Problem description »
Restate the records in their entirety, word for word.

---------- Task input ----------

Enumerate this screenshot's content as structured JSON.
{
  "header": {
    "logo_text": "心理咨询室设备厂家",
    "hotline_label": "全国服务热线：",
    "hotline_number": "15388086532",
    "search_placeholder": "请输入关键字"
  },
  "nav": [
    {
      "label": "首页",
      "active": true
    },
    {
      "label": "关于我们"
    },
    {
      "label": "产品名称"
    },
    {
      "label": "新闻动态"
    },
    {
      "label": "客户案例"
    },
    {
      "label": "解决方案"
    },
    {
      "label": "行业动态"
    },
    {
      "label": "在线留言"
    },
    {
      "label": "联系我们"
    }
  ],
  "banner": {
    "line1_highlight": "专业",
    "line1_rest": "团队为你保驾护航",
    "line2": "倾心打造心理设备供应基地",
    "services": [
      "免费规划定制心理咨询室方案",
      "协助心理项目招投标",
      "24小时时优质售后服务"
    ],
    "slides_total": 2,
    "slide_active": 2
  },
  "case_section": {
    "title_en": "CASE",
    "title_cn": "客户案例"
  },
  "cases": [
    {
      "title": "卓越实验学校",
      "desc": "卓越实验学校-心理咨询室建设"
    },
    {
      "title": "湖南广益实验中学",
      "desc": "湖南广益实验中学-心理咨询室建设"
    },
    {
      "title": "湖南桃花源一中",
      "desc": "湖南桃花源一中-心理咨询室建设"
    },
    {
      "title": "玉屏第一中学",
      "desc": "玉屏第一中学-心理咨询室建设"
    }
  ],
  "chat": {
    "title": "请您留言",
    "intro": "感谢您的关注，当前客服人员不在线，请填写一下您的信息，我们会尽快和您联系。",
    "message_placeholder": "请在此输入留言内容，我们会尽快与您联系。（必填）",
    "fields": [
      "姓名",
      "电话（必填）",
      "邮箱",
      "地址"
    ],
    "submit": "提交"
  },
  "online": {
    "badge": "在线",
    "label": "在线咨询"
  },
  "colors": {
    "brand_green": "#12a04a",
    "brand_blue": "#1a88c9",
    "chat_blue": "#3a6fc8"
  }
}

----------

Result »
Enumerate this screenshot's content as structured JSON.
{
  "header": {
    "logo_text": "心理咨询室设备厂家",
    "hotline_label": "全国服务热线：",
    "hotline_number": "15388086532",
    "search_placeholder": "请输入关键字"
  },
  "nav": [
    {
      "label": "首页",
      "active": true
    },
    {
      "label": "关于我们"
    },
    {
      "label": "产品名称"
    },
    {
      "label": "新闻动态"
    },
    {
      "label": "客户案例"
    },
    {
      "label": "解决方案"
    },
    {
      "label": "行业动态"
    },
    {
      "label": "在线留言"
    },
    {
      "label": "联系我们"
    }
  ],
  "banner": {
    "line1_highlight": "专业",
    "line1_rest": "团队为你保驾护航",
    "line2": "倾心打造心理设备供应基地",
    "services": [
      "免费规划定制心理咨询室方案",
      "协助心理项目招投标",
      "24小时时优质售后服务"
    ],
    "slides_total": 2,
    "slide_active": 2
  },
  "case_section": {
    "title_en": "CASE",
    "title_cn": "客户案例"
  },
  "cases": [
    {
      "title": "卓越实验学校",
      "desc": "卓越实验学校-心理咨询室建设"
    },
    {
      "title": "湖南广益实验中学",
      "desc": "湖南广益实验中学-心理咨询室建设"
    },
    {
      "title": "湖南桃花源一中",
      "desc": "湖南桃花源一中-心理咨询室建设"
    },
    {
      "title": "玉屏第一中学",
      "desc": "玉屏第一中学-心理咨询室建设"
    }
  ],
  "chat": {
    "title": "请您留言",
    "intro": "感谢您的关注，当前客服人员不在线，请填写一下您的信息，我们会尽快和您联系。",
    "message_placeholder": "请在此输入留言内容，我们会尽快与您联系。（必填）",
    "fields": [
      "姓名",
      "电话（必填）",
      "邮箱",
      "地址"
    ],
    "submit": "提交"
  },
  "online": {
    "badge": "在线",
    "label": "在线咨询"
  },
  "colors": {
    "brand_green": "#12a04a",
    "brand_blue": "#1a88c9",
    "chat_blue": "#3a6fc8"
  }
}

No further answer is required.